[Required work]: Identify the lines that contain the string "közben" and copy all of them.

[Supplied records]:
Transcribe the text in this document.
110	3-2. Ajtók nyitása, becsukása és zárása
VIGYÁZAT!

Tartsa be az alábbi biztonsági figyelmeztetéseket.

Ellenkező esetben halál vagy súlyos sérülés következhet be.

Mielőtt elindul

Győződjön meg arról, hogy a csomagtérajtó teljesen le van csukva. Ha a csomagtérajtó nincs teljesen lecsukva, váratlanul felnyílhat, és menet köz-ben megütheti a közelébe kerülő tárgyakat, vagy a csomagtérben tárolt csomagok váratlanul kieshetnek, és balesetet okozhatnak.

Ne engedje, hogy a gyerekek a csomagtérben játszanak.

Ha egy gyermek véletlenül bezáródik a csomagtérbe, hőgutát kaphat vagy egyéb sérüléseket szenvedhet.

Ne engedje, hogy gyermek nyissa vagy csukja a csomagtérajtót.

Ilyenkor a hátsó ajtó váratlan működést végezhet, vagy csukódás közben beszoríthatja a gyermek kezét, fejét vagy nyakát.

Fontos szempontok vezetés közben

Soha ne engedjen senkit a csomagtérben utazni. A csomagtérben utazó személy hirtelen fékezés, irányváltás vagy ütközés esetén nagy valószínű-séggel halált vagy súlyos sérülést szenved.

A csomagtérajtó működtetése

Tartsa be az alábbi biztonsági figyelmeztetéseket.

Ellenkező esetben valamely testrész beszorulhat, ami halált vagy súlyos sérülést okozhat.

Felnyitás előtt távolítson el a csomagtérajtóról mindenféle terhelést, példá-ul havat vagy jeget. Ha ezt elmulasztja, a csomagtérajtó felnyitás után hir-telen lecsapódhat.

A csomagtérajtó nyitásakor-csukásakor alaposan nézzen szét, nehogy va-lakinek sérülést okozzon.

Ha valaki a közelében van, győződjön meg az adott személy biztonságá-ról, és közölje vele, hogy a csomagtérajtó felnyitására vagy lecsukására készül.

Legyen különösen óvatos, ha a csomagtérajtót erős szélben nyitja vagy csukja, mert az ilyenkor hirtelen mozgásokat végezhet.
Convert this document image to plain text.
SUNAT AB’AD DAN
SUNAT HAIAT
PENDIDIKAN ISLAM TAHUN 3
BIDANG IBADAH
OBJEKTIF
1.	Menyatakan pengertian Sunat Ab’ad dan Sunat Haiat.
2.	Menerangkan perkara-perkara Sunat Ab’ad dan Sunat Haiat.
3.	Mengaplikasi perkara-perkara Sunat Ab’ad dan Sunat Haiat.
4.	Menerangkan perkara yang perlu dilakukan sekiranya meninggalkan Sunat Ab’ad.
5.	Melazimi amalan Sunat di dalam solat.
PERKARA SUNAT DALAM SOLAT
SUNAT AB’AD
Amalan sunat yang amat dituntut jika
---
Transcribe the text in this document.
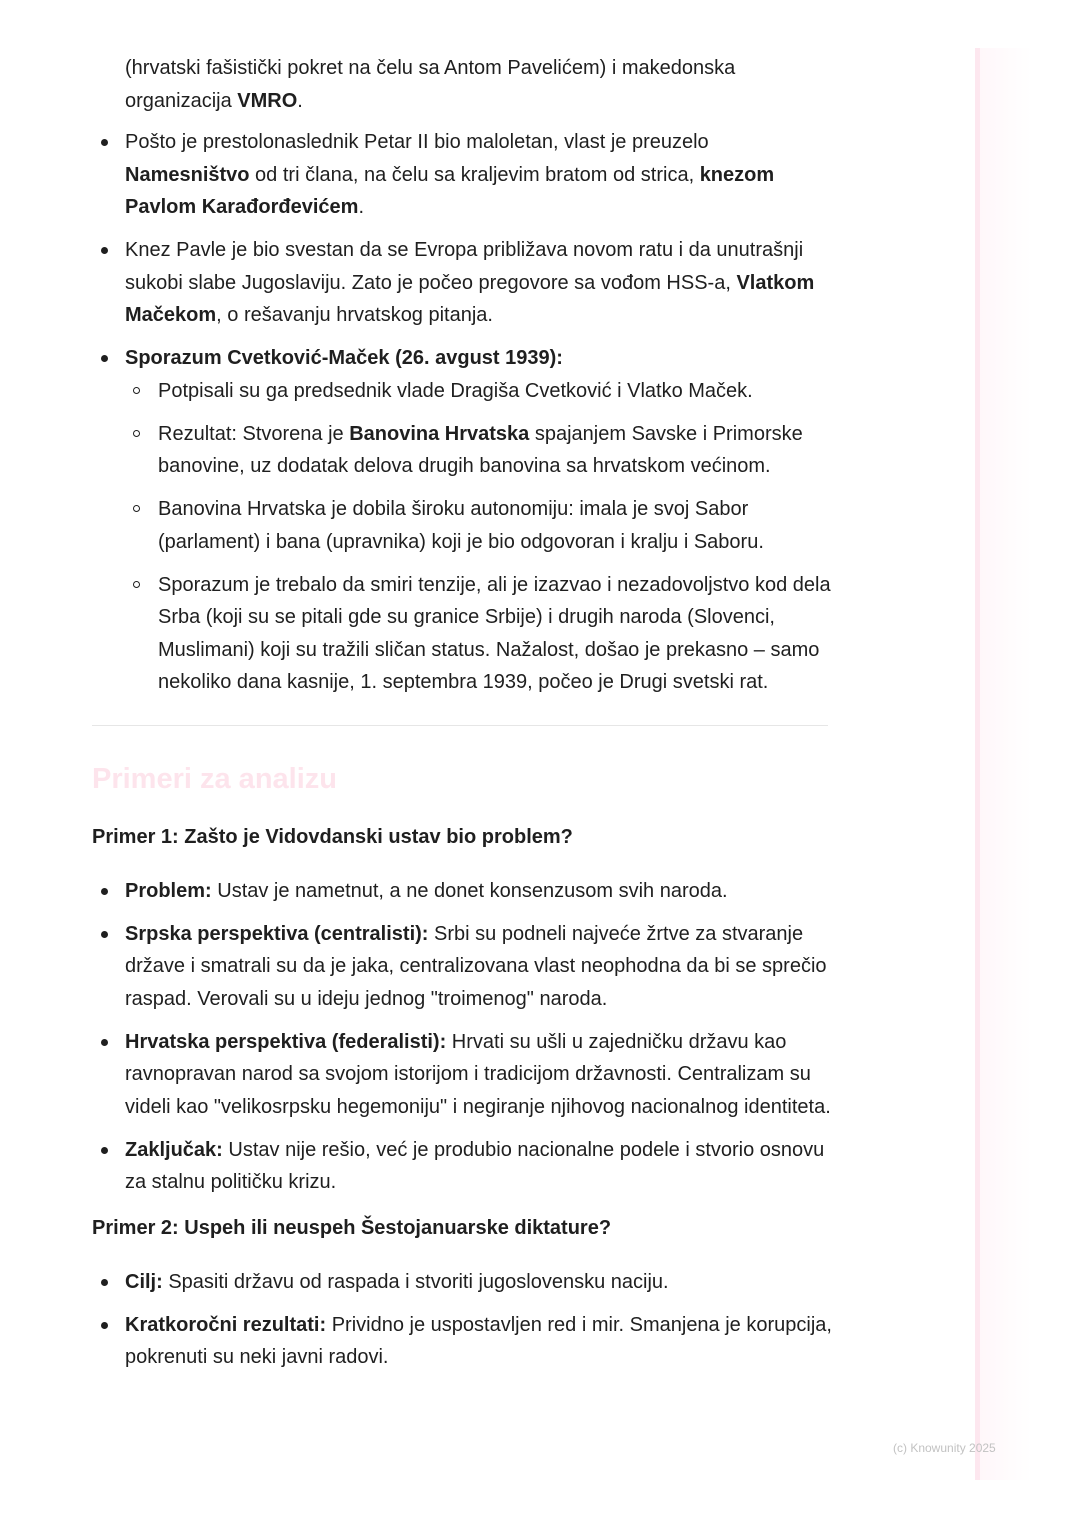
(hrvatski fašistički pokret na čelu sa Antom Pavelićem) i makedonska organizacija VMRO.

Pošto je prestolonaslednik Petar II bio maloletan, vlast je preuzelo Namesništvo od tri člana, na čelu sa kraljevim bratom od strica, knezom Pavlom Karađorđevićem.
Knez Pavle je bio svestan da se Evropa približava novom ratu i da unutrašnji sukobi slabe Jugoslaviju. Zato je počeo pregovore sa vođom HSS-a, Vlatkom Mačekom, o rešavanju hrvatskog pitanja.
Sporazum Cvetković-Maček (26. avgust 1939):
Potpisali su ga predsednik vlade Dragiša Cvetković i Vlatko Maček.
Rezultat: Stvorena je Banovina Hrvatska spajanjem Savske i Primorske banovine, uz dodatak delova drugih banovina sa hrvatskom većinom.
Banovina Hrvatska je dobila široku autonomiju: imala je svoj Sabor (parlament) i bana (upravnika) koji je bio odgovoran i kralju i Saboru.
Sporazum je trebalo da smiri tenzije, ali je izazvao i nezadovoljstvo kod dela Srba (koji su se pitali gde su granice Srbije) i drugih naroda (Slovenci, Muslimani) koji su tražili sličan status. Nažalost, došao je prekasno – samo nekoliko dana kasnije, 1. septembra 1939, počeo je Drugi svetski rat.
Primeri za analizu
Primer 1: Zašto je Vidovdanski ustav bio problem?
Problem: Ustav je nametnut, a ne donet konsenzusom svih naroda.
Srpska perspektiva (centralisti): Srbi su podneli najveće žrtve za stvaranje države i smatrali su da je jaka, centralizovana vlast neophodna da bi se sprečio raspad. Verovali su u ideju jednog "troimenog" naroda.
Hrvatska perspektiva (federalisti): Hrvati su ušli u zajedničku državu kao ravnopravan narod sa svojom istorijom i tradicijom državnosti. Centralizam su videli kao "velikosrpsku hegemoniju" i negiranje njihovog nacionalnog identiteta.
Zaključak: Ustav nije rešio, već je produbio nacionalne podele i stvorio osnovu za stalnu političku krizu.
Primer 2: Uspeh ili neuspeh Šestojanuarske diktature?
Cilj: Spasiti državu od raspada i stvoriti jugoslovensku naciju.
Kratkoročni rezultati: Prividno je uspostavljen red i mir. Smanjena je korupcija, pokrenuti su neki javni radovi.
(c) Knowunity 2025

[The completed task]:
Ilyenkor a hátsó ajtó váratlan működést végezhet, vagy csukódás közben beszoríthatja a gyermek kezét, fejét vagy nyakát.
Fontos szempontok vezetés közben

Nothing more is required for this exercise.